» Description of the task:
For the entries that follow, state how many lines include the word "Blackjack", giving the number and nothing else.

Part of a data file
** begin **

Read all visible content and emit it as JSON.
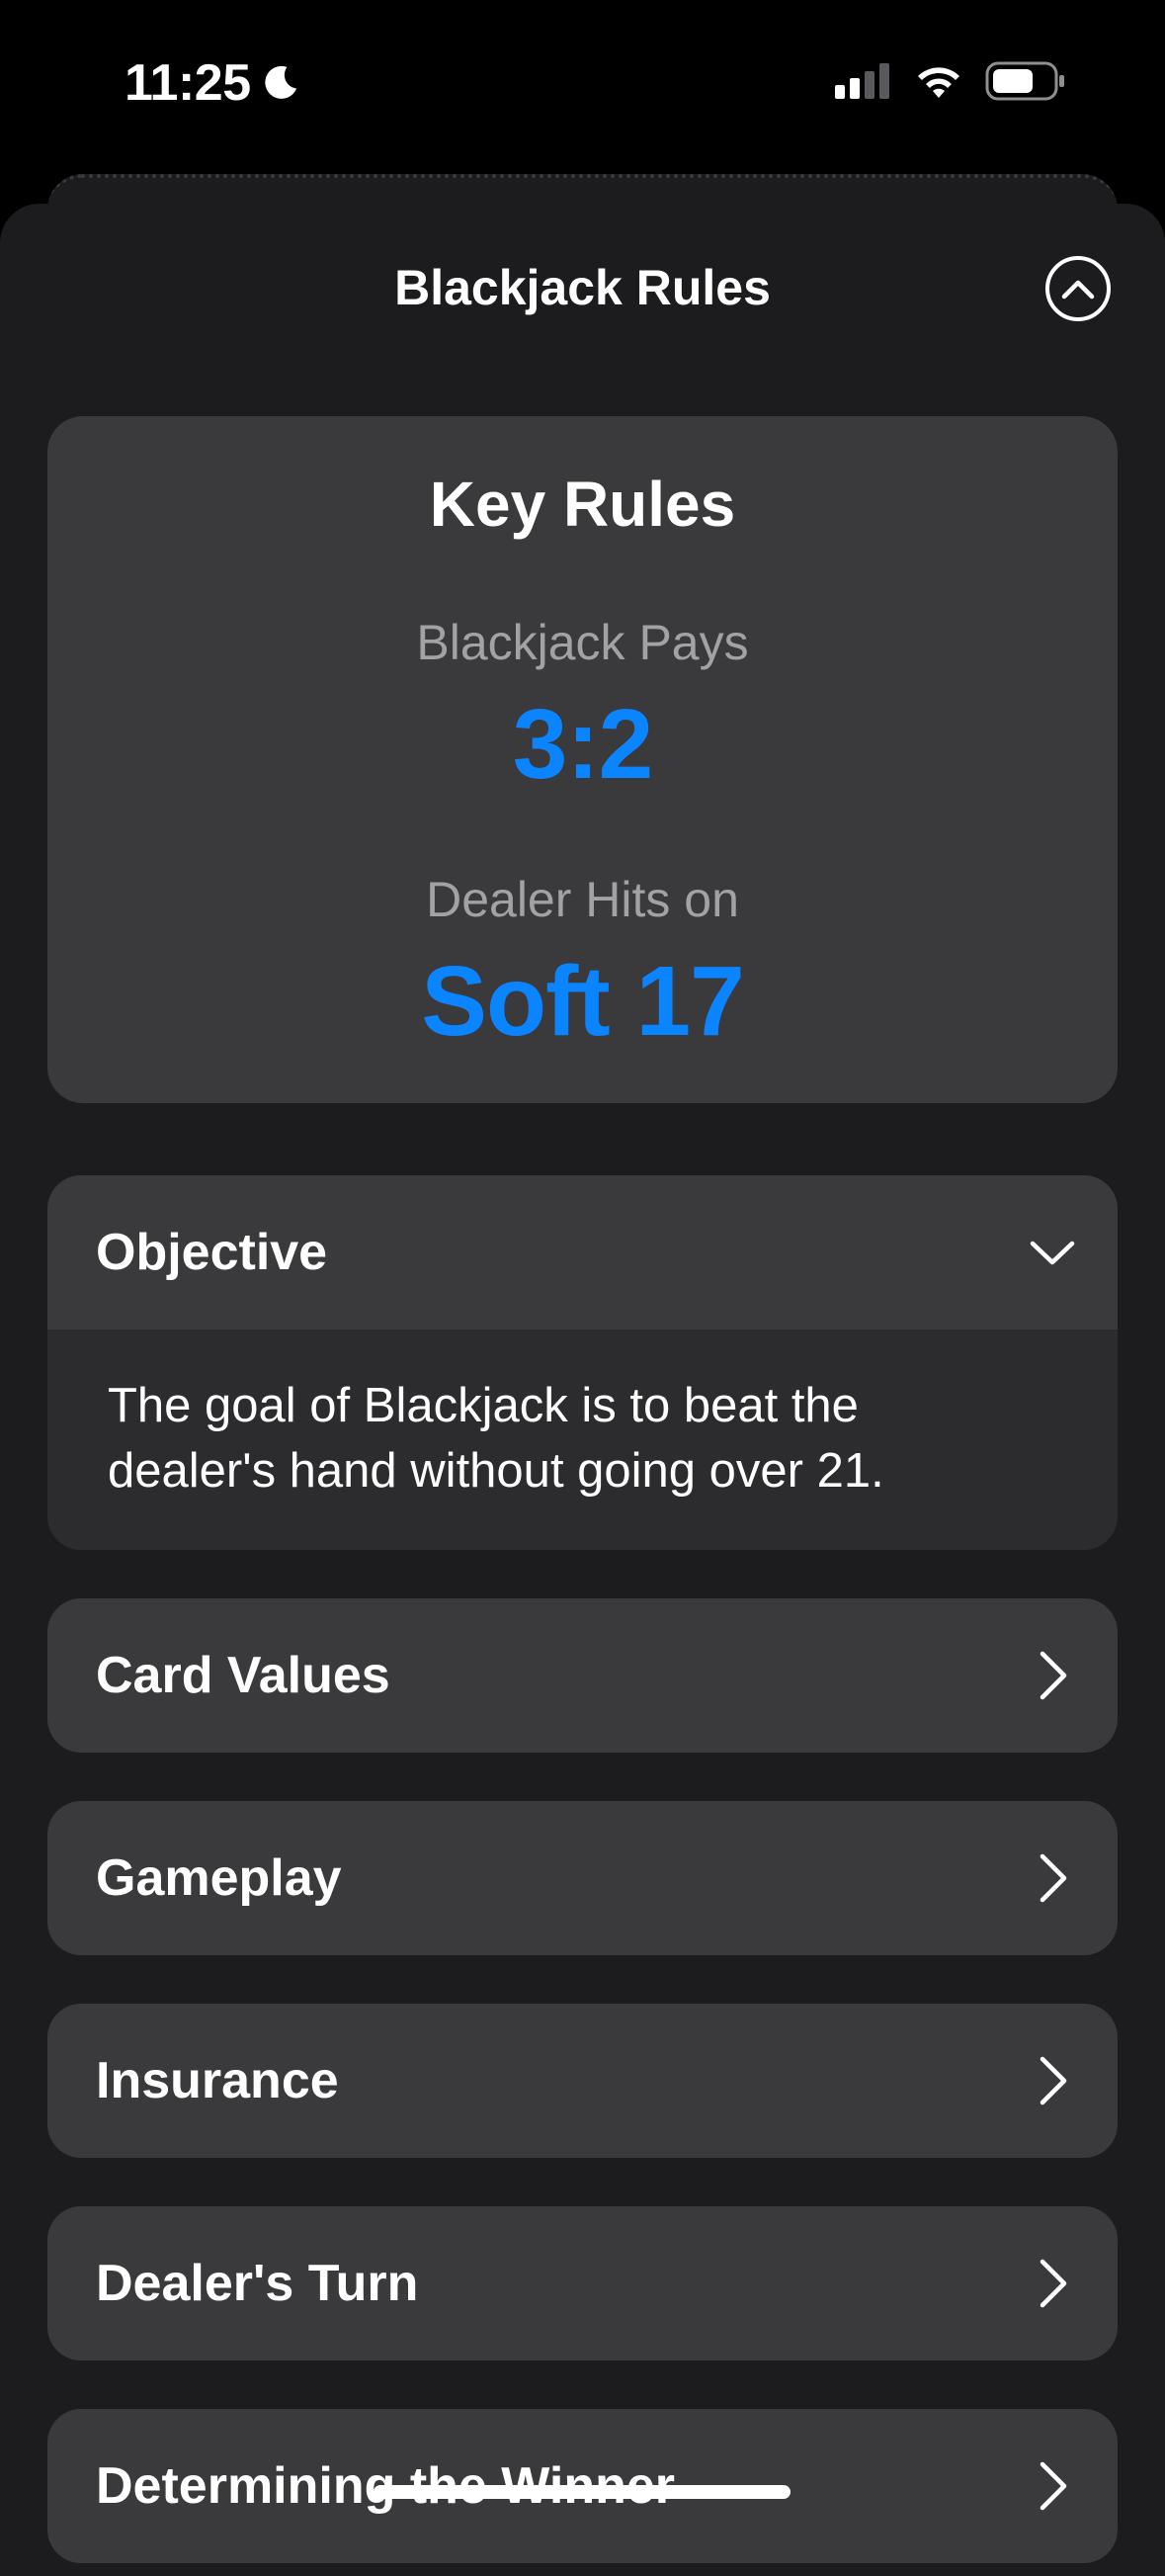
{
  "status": {
    "time": "11:25",
    "icons": [
      "moon-icon",
      "cellular-signal-icon",
      "wifi-icon",
      "battery-icon"
    ]
  },
  "sheet": {
    "title": "Blackjack Rules"
  },
  "key_rules": {
    "title": "Key Rules",
    "payout_label": "Blackjack Pays",
    "payout_value": "3:2",
    "dealer_label": "Dealer Hits on",
    "dealer_value": "Soft 17"
  },
  "sections": [
    {
      "label": "Objective",
      "expanded": true,
      "body": "The goal of Blackjack is to beat the dealer's hand without going over 21."
    },
    {
      "label": "Card Values",
      "expanded": false
    },
    {
      "label": "Gameplay",
      "expanded": false
    },
    {
      "label": "Insurance",
      "expanded": false
    },
    {
      "label": "Dealer's Turn",
      "expanded": false
    },
    {
      "label": "Determining the Winner",
      "expanded": false
    }
  ],
  "colors": {
    "accent": "#0a84ff",
    "background": "#1c1c1e",
    "card": "#3a3a3c",
    "secondary_text": "#a1a1a6"
  }
}
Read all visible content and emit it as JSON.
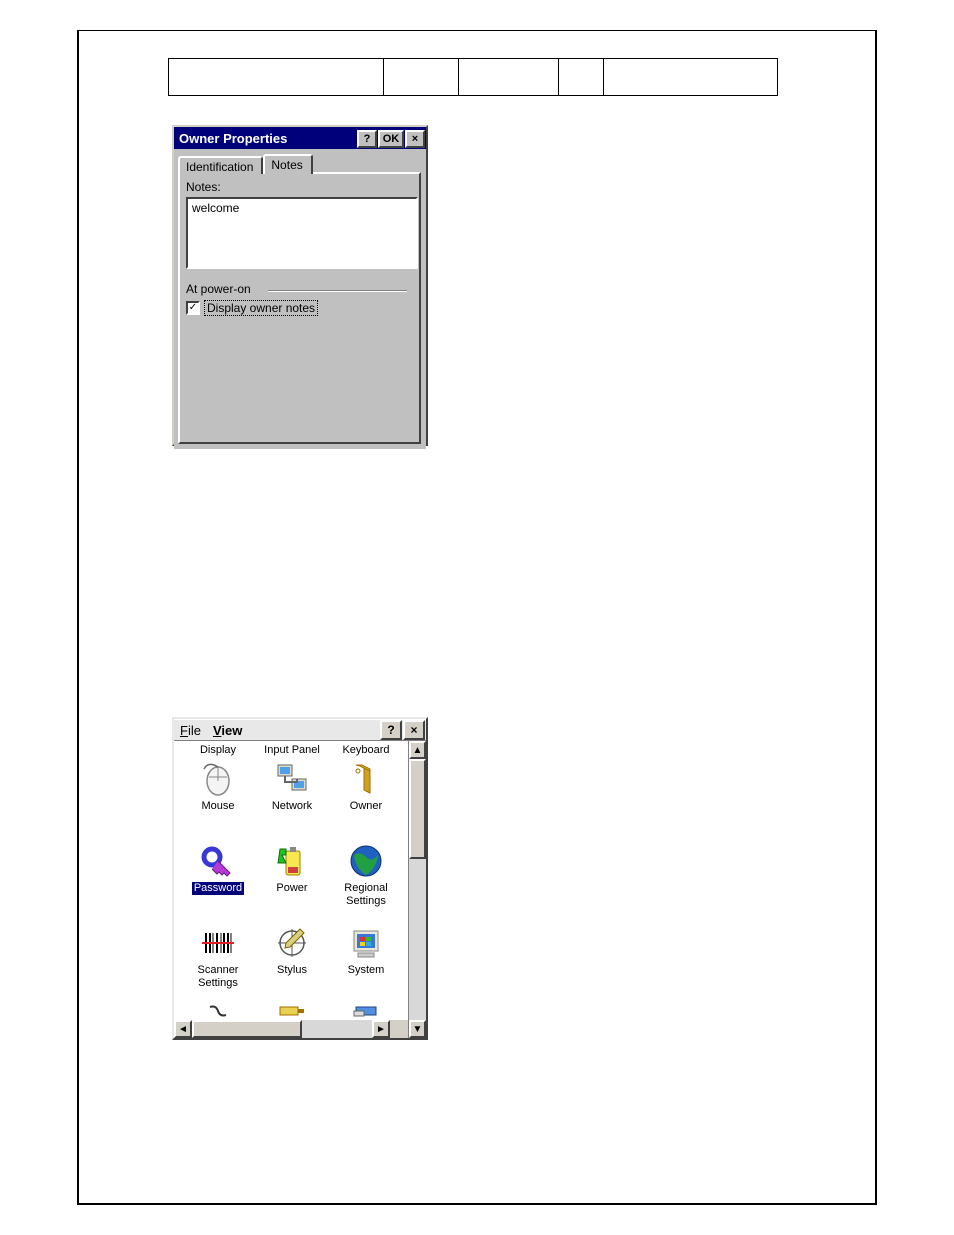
{
  "owner": {
    "title": "Owner Properties",
    "help_btn": "?",
    "ok_btn": "OK",
    "close_btn": "×",
    "tabs": {
      "identification": "Identification",
      "notes": "Notes"
    },
    "notes_label": "Notes:",
    "notes_value": "welcome",
    "group_label": "At power-on",
    "checkbox_label": "Display owner notes",
    "checkbox_checked": "✓"
  },
  "cpl": {
    "menu_file_u": "F",
    "menu_file_rest": "ile",
    "menu_view_u": "V",
    "menu_view_rest": "iew",
    "help_btn": "?",
    "close_btn": "×",
    "labels_row1": {
      "display": "Display",
      "input_panel": "Input Panel",
      "keyboard": "Keyboard"
    },
    "items": {
      "mouse": "Mouse",
      "network": "Network",
      "owner": "Owner",
      "password": "Password",
      "power": "Power",
      "regional": "Regional\nSettings",
      "scanner": "Scanner\nSettings",
      "stylus": "Stylus",
      "system": "System"
    },
    "scroll_up": "▲",
    "scroll_down": "▼",
    "scroll_left": "◄",
    "scroll_right": "►"
  }
}
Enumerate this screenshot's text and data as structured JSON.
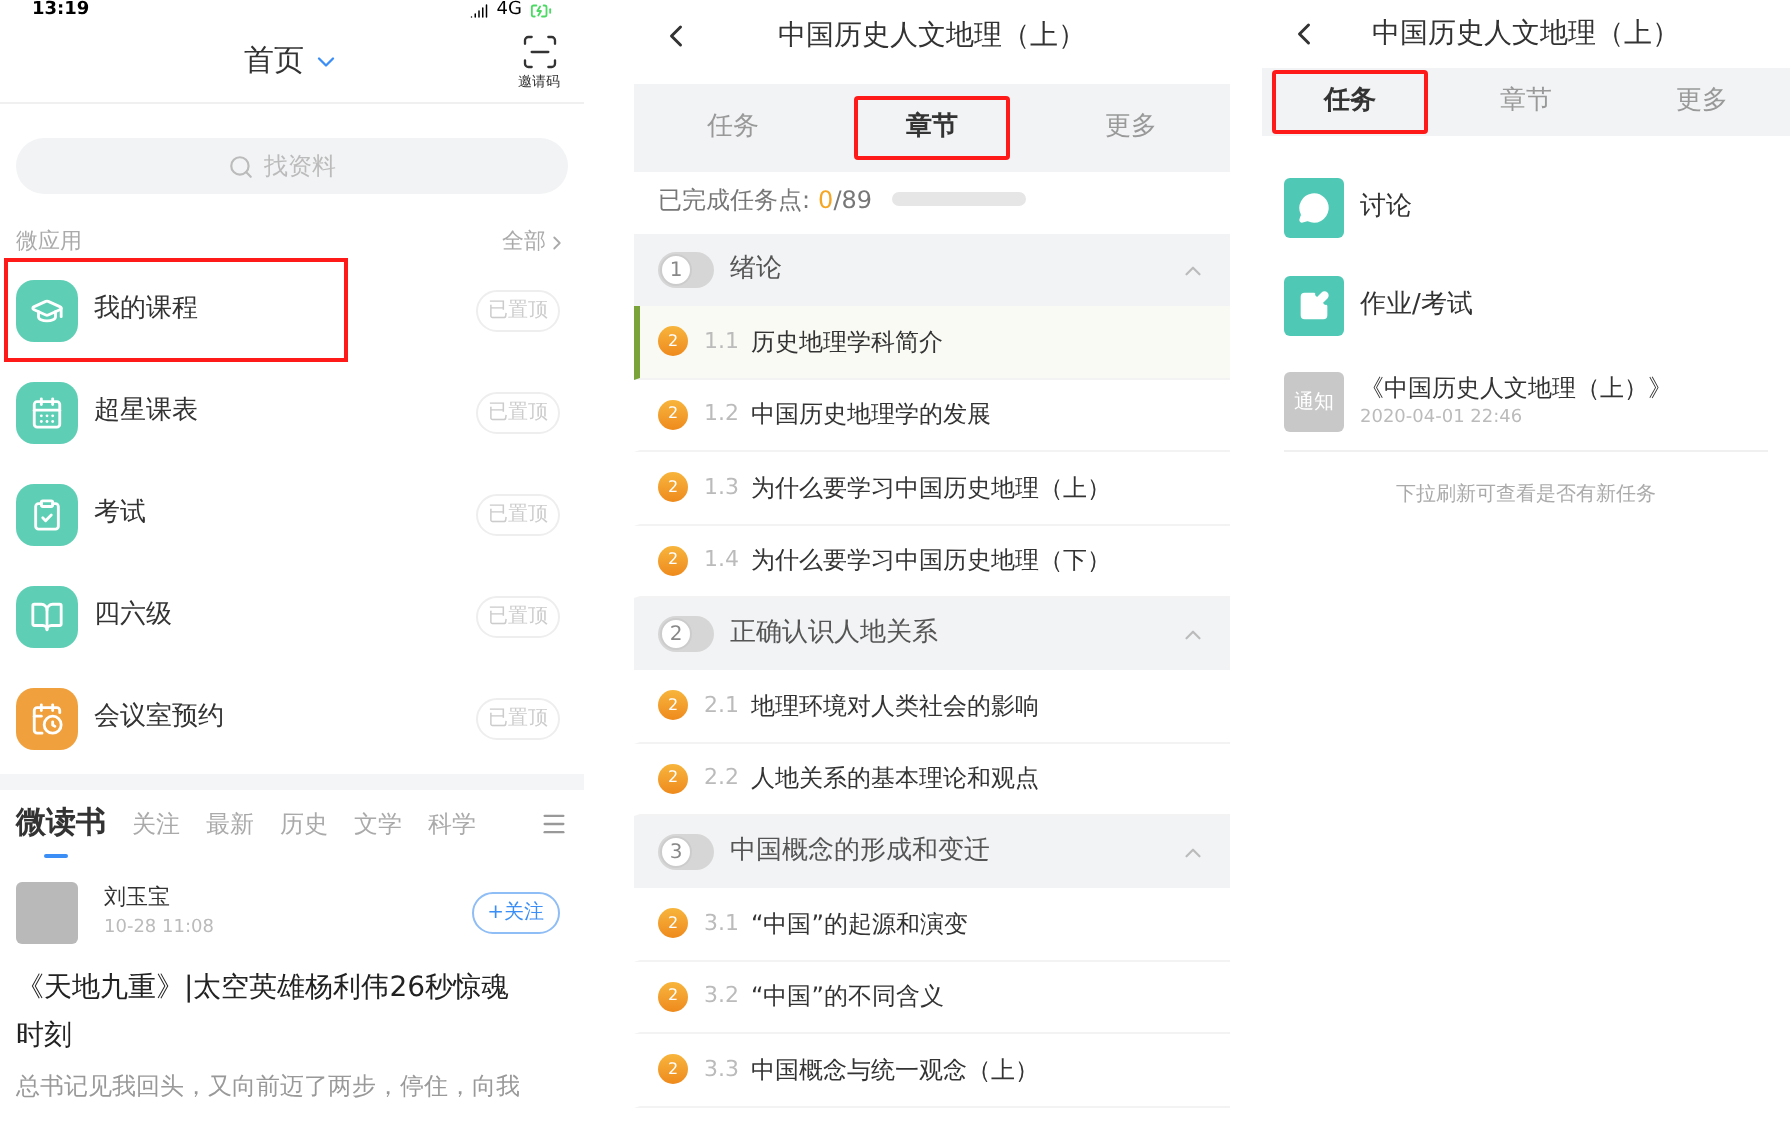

** end **

» In response:
3